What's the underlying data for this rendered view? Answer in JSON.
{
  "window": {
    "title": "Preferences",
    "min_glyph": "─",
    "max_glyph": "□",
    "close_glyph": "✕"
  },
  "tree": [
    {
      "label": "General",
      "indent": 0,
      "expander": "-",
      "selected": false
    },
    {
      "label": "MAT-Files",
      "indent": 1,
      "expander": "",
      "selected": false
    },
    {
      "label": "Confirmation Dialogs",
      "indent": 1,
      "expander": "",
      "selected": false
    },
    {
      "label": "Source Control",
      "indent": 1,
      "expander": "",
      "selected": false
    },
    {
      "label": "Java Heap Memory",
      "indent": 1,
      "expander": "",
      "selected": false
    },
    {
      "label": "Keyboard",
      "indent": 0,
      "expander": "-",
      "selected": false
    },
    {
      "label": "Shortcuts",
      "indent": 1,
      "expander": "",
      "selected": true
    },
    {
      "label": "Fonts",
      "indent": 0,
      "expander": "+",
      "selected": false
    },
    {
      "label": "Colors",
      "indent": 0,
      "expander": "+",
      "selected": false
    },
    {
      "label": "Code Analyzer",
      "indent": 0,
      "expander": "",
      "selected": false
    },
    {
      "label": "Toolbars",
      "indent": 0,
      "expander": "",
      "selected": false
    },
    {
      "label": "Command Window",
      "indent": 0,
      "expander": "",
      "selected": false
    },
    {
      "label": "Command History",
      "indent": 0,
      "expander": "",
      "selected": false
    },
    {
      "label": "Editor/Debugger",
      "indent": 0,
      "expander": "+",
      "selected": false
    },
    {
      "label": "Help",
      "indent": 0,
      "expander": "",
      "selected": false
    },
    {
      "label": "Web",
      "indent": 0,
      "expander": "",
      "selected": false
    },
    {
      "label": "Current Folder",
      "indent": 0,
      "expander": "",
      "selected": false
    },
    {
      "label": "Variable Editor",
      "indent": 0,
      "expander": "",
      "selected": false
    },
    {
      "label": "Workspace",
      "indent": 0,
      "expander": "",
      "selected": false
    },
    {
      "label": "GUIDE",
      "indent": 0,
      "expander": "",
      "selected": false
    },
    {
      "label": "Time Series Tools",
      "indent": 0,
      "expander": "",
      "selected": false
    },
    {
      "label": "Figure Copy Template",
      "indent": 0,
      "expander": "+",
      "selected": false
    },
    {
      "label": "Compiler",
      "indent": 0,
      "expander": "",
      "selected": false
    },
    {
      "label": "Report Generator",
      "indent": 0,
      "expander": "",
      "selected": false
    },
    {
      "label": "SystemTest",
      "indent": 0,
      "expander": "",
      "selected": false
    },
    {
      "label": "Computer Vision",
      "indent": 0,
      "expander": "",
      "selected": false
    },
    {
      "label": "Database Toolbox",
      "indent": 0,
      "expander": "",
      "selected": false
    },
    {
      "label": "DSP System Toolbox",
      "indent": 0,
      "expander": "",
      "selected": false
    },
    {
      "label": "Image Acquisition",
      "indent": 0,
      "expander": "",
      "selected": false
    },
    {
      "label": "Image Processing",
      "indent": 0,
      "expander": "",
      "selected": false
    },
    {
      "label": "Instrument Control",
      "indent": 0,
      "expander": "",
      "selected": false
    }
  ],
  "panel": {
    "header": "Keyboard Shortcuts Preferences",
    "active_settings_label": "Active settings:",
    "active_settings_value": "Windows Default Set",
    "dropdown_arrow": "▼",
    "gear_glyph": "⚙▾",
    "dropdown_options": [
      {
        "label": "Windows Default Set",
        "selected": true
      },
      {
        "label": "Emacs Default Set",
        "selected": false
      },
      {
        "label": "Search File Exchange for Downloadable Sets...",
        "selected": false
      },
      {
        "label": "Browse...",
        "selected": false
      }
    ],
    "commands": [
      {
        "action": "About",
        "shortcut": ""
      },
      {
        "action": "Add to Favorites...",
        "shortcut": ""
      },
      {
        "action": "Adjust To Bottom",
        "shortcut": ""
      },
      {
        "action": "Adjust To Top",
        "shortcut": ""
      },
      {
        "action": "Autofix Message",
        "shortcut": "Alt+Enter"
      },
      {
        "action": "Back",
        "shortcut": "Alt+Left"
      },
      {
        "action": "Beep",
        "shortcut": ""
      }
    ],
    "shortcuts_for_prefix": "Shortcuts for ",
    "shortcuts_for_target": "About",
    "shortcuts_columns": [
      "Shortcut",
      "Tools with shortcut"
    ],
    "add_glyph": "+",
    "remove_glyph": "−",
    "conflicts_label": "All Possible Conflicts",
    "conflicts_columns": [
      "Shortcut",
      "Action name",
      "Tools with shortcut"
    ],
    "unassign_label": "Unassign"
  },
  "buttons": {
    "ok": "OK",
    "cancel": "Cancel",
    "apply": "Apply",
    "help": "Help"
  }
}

= Task instructions =
Give an exact repetition of all the material.

= Exercise output =
What's the underlying data for this rendered view? Answer in JSON.
{
  "window": {
    "title": "Preferences",
    "min_glyph": "─",
    "max_glyph": "□",
    "close_glyph": "✕"
  },
  "tree": [
    {
      "label": "General",
      "indent": 0,
      "expander": "-",
      "selected": false
    },
    {
      "label": "MAT-Files",
      "indent": 1,
      "expander": "",
      "selected": false
    },
    {
      "label": "Confirmation Dialogs",
      "indent": 1,
      "expander": "",
      "selected": false
    },
    {
      "label": "Source Control",
      "indent": 1,
      "expander": "",
      "selected": false
    },
    {
      "label": "Java Heap Memory",
      "indent": 1,
      "expander": "",
      "selected": false
    },
    {
      "label": "Keyboard",
      "indent": 0,
      "expander": "-",
      "selected": false
    },
    {
      "label": "Shortcuts",
      "indent": 1,
      "expander": "",
      "selected": true
    },
    {
      "label": "Fonts",
      "indent": 0,
      "expander": "+",
      "selected": false
    },
    {
      "label": "Colors",
      "indent": 0,
      "expander": "+",
      "selected": false
    },
    {
      "label": "Code Analyzer",
      "indent": 0,
      "expander": "",
      "selected": false
    },
    {
      "label": "Toolbars",
      "indent": 0,
      "expander": "",
      "selected": false
    },
    {
      "label": "Command Window",
      "indent": 0,
      "expander": "",
      "selected": false
    },
    {
      "label": "Command History",
      "indent": 0,
      "expander": "",
      "selected": false
    },
    {
      "label": "Editor/Debugger",
      "indent": 0,
      "expander": "+",
      "selected": false
    },
    {
      "label": "Help",
      "indent": 0,
      "expander": "",
      "selected": false
    },
    {
      "label": "Web",
      "indent": 0,
      "expander": "",
      "selected": false
    },
    {
      "label": "Current Folder",
      "indent": 0,
      "expander": "",
      "selected": false
    },
    {
      "label": "Variable Editor",
      "indent": 0,
      "expander": "",
      "selected": false
    },
    {
      "label": "Workspace",
      "indent": 0,
      "expander": "",
      "selected": false
    },
    {
      "label": "GUIDE",
      "indent": 0,
      "expander": "",
      "selected": false
    },
    {
      "label": "Time Series Tools",
      "indent": 0,
      "expander": "",
      "selected": false
    },
    {
      "label": "Figure Copy Template",
      "indent": 0,
      "expander": "+",
      "selected": false
    },
    {
      "label": "Compiler",
      "indent": 0,
      "expander": "",
      "selected": false
    },
    {
      "label": "Report Generator",
      "indent": 0,
      "expander": "",
      "selected": false
    },
    {
      "label": "SystemTest",
      "indent": 0,
      "expander": "",
      "selected": false
    },
    {
      "label": "Computer Vision",
      "indent": 0,
      "expander": "",
      "selected": false
    },
    {
      "label": "Database Toolbox",
      "indent": 0,
      "expander": "",
      "selected": false
    },
    {
      "label": "DSP System Toolbox",
      "indent": 0,
      "expander": "",
      "selected": false
    },
    {
      "label": "Image Acquisition",
      "indent": 0,
      "expander": "",
      "selected": false
    },
    {
      "label": "Image Processing",
      "indent": 0,
      "expander": "",
      "selected": false
    },
    {
      "label": "Instrument Control",
      "indent": 0,
      "expander": "",
      "selected": false
    }
  ],
  "panel": {
    "header": "Keyboard Shortcuts Preferences",
    "active_settings_label": "Active settings:",
    "active_settings_value": "Windows Default Set",
    "dropdown_arrow": "▼",
    "gear_glyph": "⚙▾",
    "dropdown_options": [
      {
        "label": "Windows Default Set",
        "selected": true
      },
      {
        "label": "Emacs Default Set",
        "selected": false
      },
      {
        "label": "Search File Exchange for Downloadable Sets...",
        "selected": false
      },
      {
        "label": "Browse...",
        "selected": false
      }
    ],
    "commands": [
      {
        "action": "About",
        "shortcut": ""
      },
      {
        "action": "Add to Favorites...",
        "shortcut": ""
      },
      {
        "action": "Adjust To Bottom",
        "shortcut": ""
      },
      {
        "action": "Adjust To Top",
        "shortcut": ""
      },
      {
        "action": "Autofix Message",
        "shortcut": "Alt+Enter"
      },
      {
        "action": "Back",
        "shortcut": "Alt+Left"
      },
      {
        "action": "Beep",
        "shortcut": ""
      }
    ],
    "shortcuts_for_prefix": "Shortcuts for ",
    "shortcuts_for_target": "About",
    "shortcuts_columns": [
      "Shortcut",
      "Tools with shortcut"
    ],
    "add_glyph": "+",
    "remove_glyph": "−",
    "conflicts_label": "All Possible Conflicts",
    "conflicts_columns": [
      "Shortcut",
      "Action name",
      "Tools with shortcut"
    ],
    "unassign_label": "Unassign"
  },
  "buttons": {
    "ok": "OK",
    "cancel": "Cancel",
    "apply": "Apply",
    "help": "Help"
  }
}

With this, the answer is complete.